▸ **Material shown**:

+--

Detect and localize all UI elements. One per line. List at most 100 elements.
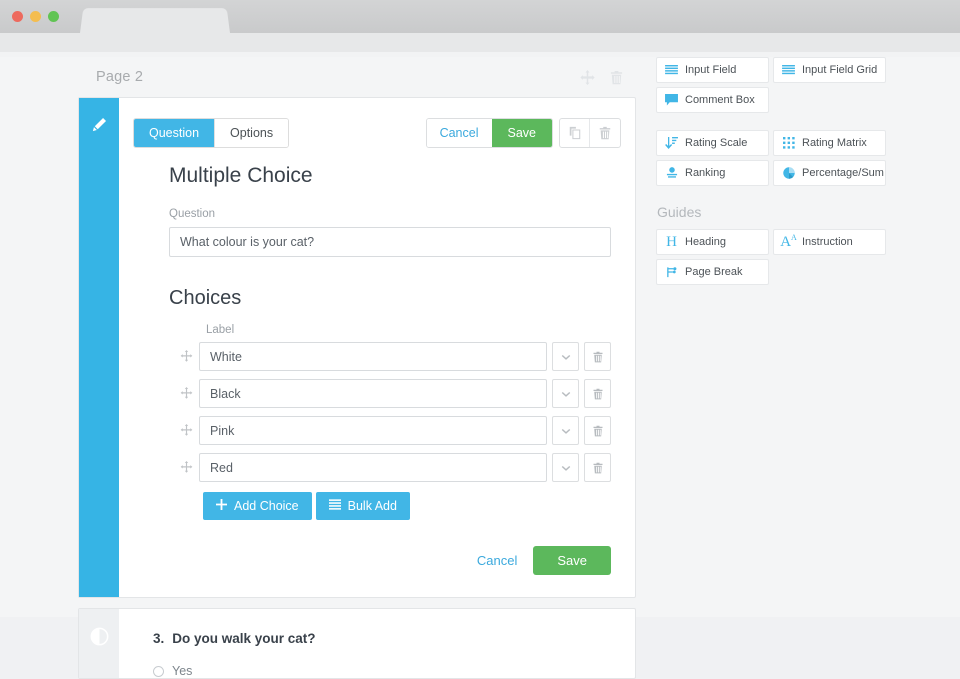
list-lines-icon [328, 499, 341, 513]
drag-handle-icon[interactable] [173, 350, 199, 363]
question-text: Do you walk your cat? [172, 631, 316, 646]
next-question-title: 3. Do you walk your cat? [153, 631, 611, 646]
page-title: Page 2 [96, 69, 144, 85]
browser-tab[interactable] [80, 8, 230, 33]
editor-icon-group [559, 118, 621, 148]
input-field-icon [665, 64, 678, 77]
editor-footer: Cancel Save [119, 520, 635, 597]
trash-icon[interactable] [584, 379, 611, 408]
drag-handle-icon[interactable] [173, 387, 199, 400]
tab-question[interactable]: Question [134, 119, 216, 147]
save-button[interactable]: Save [491, 119, 552, 147]
choice-row [180, 379, 611, 408]
choice-row [180, 453, 611, 482]
palette-item-label: Comment Box [685, 94, 755, 106]
footer-save-button[interactable]: Save [533, 546, 611, 575]
palette-item-label: Input Field [685, 64, 737, 76]
palette-item-label: Rating Matrix [802, 137, 867, 149]
chevron-down-icon[interactable] [552, 453, 579, 482]
palette-item-input-field-grid[interactable]: Input Field Grid [773, 57, 886, 83]
question-number: 3. [153, 631, 165, 646]
question-input[interactable] [169, 227, 611, 257]
maximize-window-button[interactable] [48, 11, 59, 22]
card-rail-next [79, 609, 119, 678]
guides-heading: Guides [657, 204, 702, 220]
palette-item-rating-matrix[interactable]: Rating Matrix [773, 130, 886, 156]
choice-action-buttons: Add Choice Bulk Add [203, 492, 611, 520]
palette-item-percentage-sum[interactable]: Percentage/Sum [773, 160, 886, 186]
page-header-actions [580, 69, 636, 85]
add-choice-label: Add Choice [234, 499, 299, 513]
add-choice-button[interactable]: Add Choice [203, 492, 312, 520]
bulk-add-label: Bulk Add [347, 499, 397, 513]
chevron-down-icon[interactable] [552, 342, 579, 371]
trash-icon[interactable] [584, 342, 611, 371]
tab-options[interactable]: Options [215, 119, 289, 147]
palette-item-input-field[interactable]: Input Field [656, 57, 769, 83]
radio-icon[interactable] [153, 665, 164, 677]
editor-toolbar-actions: Cancel Save [425, 118, 621, 148]
bulk-add-button[interactable]: Bulk Add [315, 492, 410, 520]
drag-handle-icon[interactable] [173, 424, 199, 437]
choices-heading: Choices [169, 287, 242, 309]
radio-label: Yes [172, 664, 193, 678]
move-icon[interactable] [580, 69, 595, 85]
next-question-card: 3. Do you walk your cat? Yes [78, 608, 636, 679]
choice-input[interactable] [199, 416, 547, 445]
palette-item-label: Page Break [685, 266, 743, 278]
trash-icon[interactable] [584, 453, 611, 482]
choice-input[interactable] [199, 342, 547, 371]
minimize-window-button[interactable] [30, 11, 41, 22]
choices-area: Label White Black Pink Red Add Choice Bu… [169, 324, 611, 520]
instruction-icon: AA [780, 233, 797, 250]
rating-matrix-icon [782, 137, 795, 150]
palette-item-ranking[interactable]: Ranking [656, 160, 769, 186]
palette-item-page-break[interactable]: Page Break [656, 259, 769, 285]
chevron-down-icon[interactable] [552, 379, 579, 408]
palette-item-instruction[interactable]: AA Instruction [773, 229, 886, 255]
question-editor-body: Question Options Cancel Save Multiple Ch… [119, 98, 635, 597]
choice-row [180, 416, 611, 445]
choice-row [180, 342, 611, 371]
palette-item-label: Ranking [685, 167, 726, 179]
trash-icon[interactable] [584, 416, 611, 445]
page-header: Page 2 [78, 57, 636, 97]
palette-item-label: Rating Scale [685, 137, 748, 149]
choice-input[interactable] [199, 453, 547, 482]
rating-scale-icon [665, 137, 678, 150]
ranking-icon [665, 167, 678, 180]
trash-icon[interactable] [590, 119, 620, 147]
traffic-lights [12, 11, 59, 22]
editor-column: Page 2 Question Options Cancel Save Mult… [78, 57, 636, 679]
browser-toolbar [0, 33, 960, 52]
card-rail-edit [79, 98, 119, 597]
comment-box-icon [665, 94, 678, 107]
close-window-button[interactable] [12, 11, 23, 22]
copy-icon[interactable] [560, 119, 590, 147]
palette-item-rating-scale[interactable]: Rating Scale [656, 130, 769, 156]
trash-icon[interactable] [609, 70, 624, 85]
choice-input[interactable] [199, 379, 547, 408]
question-editor-card: Question Options Cancel Save Multiple Ch… [78, 97, 636, 598]
contrast-icon [90, 627, 109, 678]
chevron-down-icon[interactable] [552, 416, 579, 445]
palette-item-label: Input Field Grid [802, 64, 878, 76]
palette-item-label: Heading [685, 236, 726, 248]
palette-item-comment-box[interactable]: Comment Box [656, 87, 769, 113]
cancel-button[interactable]: Cancel [426, 119, 492, 147]
radio-option[interactable]: Yes [153, 664, 611, 678]
palette-item-heading[interactable]: H Heading [656, 229, 769, 255]
app-page: Page 2 Question Options Cancel Save Mult… [0, 57, 960, 679]
palette-elements-group: Input Field Input Field Grid Comment Box [656, 57, 896, 186]
plus-icon [216, 499, 227, 513]
drag-handle-icon[interactable] [173, 461, 199, 474]
next-question-body: 3. Do you walk your cat? Yes [119, 609, 635, 678]
page-break-icon [665, 266, 678, 279]
footer-cancel-button[interactable]: Cancel [477, 553, 517, 568]
editor-tabs: Question Options [133, 118, 290, 148]
palette-item-label: Percentage/Sum [802, 167, 884, 179]
percentage-sum-icon [782, 167, 795, 180]
editor-heading: Multiple Choice [169, 164, 313, 187]
browser-chrome [0, 0, 960, 33]
editor-toolbar: Question Options Cancel Save [119, 98, 635, 154]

+--

▸ **Problem description**: Please repeat every line of the records above word for word, leaving out the pictures.

▸ **Finished answer**:
Detect and localize all UI elements. One per line. List at most 100 elements.
list-lines-icon [328, 499, 341, 513]
drag-handle-icon[interactable] [173, 350, 199, 363]
question-text: Do you walk your cat? [172, 631, 316, 646]
next-question-title: 3. Do you walk your cat? [153, 631, 611, 646]
page-title: Page 2 [96, 69, 144, 85]
browser-tab[interactable] [80, 8, 230, 33]
editor-icon-group [559, 118, 621, 148]
input-field-icon [665, 64, 678, 77]
editor-footer: Cancel Save [119, 520, 635, 597]
trash-icon[interactable] [584, 379, 611, 408]
drag-handle-icon[interactable] [173, 387, 199, 400]
tab-question[interactable]: Question [134, 119, 216, 147]
save-button[interactable]: Save [491, 119, 552, 147]
choice-row [180, 379, 611, 408]
choice-row [180, 453, 611, 482]
palette-item-label: Comment Box [685, 94, 755, 106]
footer-save-button[interactable]: Save [533, 546, 611, 575]
palette-item-label: Input Field [685, 64, 737, 76]
palette-item-label: Rating Matrix [802, 137, 867, 149]
chevron-down-icon[interactable] [552, 453, 579, 482]
palette-item-input-field-grid[interactable]: Input Field Grid [773, 57, 886, 83]
question-number: 3. [153, 631, 165, 646]
question-input[interactable] [169, 227, 611, 257]
maximize-window-button[interactable] [48, 11, 59, 22]
card-rail-next [79, 609, 119, 678]
guides-heading: Guides [657, 204, 702, 220]
palette-item-rating-matrix[interactable]: Rating Matrix [773, 130, 886, 156]
choice-action-buttons: Add Choice Bulk Add [203, 492, 611, 520]
palette-item-percentage-sum[interactable]: Percentage/Sum [773, 160, 886, 186]
page-header-actions [580, 69, 636, 85]
add-choice-label: Add Choice [234, 499, 299, 513]
add-choice-button[interactable]: Add Choice [203, 492, 312, 520]
bulk-add-label: Bulk Add [347, 499, 397, 513]
chevron-down-icon[interactable] [552, 342, 579, 371]
trash-icon[interactable] [584, 342, 611, 371]
tab-options[interactable]: Options [215, 119, 289, 147]
palette-item-input-field[interactable]: Input Field [656, 57, 769, 83]
radio-icon[interactable] [153, 665, 164, 677]
editor-toolbar-actions: Cancel Save [425, 118, 621, 148]
bulk-add-button[interactable]: Bulk Add [315, 492, 410, 520]
drag-handle-icon[interactable] [173, 424, 199, 437]
choices-heading: Choices [169, 287, 242, 309]
radio-label: Yes [172, 664, 193, 678]
move-icon[interactable] [580, 69, 595, 85]
next-question-card: 3. Do you walk your cat? Yes [78, 608, 636, 679]
choice-input[interactable] [199, 416, 547, 445]
palette-item-label: Page Break [685, 266, 743, 278]
trash-icon[interactable] [584, 453, 611, 482]
choice-input[interactable] [199, 342, 547, 371]
minimize-window-button[interactable] [30, 11, 41, 22]
choices-area: Label White Black Pink Red Add Choice Bu… [169, 324, 611, 520]
instruction-icon: AA [780, 233, 797, 250]
rating-matrix-icon [782, 137, 795, 150]
palette-item-ranking[interactable]: Ranking [656, 160, 769, 186]
palette-item-page-break[interactable]: Page Break [656, 259, 769, 285]
chevron-down-icon[interactable] [552, 379, 579, 408]
palette-item-instruction[interactable]: AA Instruction [773, 229, 886, 255]
question-editor-body: Question Options Cancel Save Multiple Ch… [119, 98, 635, 597]
choice-row [180, 416, 611, 445]
choice-row [180, 342, 611, 371]
palette-item-label: Ranking [685, 167, 726, 179]
trash-icon[interactable] [584, 416, 611, 445]
page-header: Page 2 [78, 57, 636, 97]
palette-item-label: Rating Scale [685, 137, 748, 149]
choice-input[interactable] [199, 453, 547, 482]
rating-scale-icon [665, 137, 678, 150]
ranking-icon [665, 167, 678, 180]
trash-icon[interactable] [590, 119, 620, 147]
traffic-lights [12, 11, 59, 22]
editor-column: Page 2 Question Options Cancel Save Mult… [78, 57, 636, 679]
browser-toolbar [0, 33, 960, 52]
card-rail-edit [79, 98, 119, 597]
comment-box-icon [665, 94, 678, 107]
close-window-button[interactable] [12, 11, 23, 22]
copy-icon[interactable] [560, 119, 590, 147]
palette-item-rating-scale[interactable]: Rating Scale [656, 130, 769, 156]
trash-icon[interactable] [609, 70, 624, 85]
choice-input[interactable] [199, 379, 547, 408]
question-editor-card: Question Options Cancel Save Multiple Ch… [78, 97, 636, 598]
contrast-icon [90, 627, 109, 678]
chevron-down-icon[interactable] [552, 416, 579, 445]
palette-item-label: Input Field Grid [802, 64, 878, 76]
palette-item-label: Heading [685, 236, 726, 248]
palette-item-comment-box[interactable]: Comment Box [656, 87, 769, 113]
cancel-button[interactable]: Cancel [426, 119, 492, 147]
radio-option[interactable]: Yes [153, 664, 611, 678]
palette-item-heading[interactable]: H Heading [656, 229, 769, 255]
app-page: Page 2 Question Options Cancel Save Mult… [0, 57, 960, 679]
palette-elements-group: Input Field Input Field Grid Comment Box [656, 57, 896, 186]
plus-icon [216, 499, 227, 513]
drag-handle-icon[interactable] [173, 461, 199, 474]
next-question-body: 3. Do you walk your cat? Yes [119, 609, 635, 678]
page-break-icon [665, 266, 678, 279]
footer-cancel-button[interactable]: Cancel [477, 553, 517, 568]
editor-tabs: Question Options [133, 118, 290, 148]
palette-item-label: Percentage/Sum [802, 167, 884, 179]
percentage-sum-icon [782, 167, 795, 180]
editor-heading: Multiple Choice [169, 164, 313, 187]
browser-chrome [0, 0, 960, 33]
editor-toolbar: Question Options Cancel Save [119, 98, 635, 154]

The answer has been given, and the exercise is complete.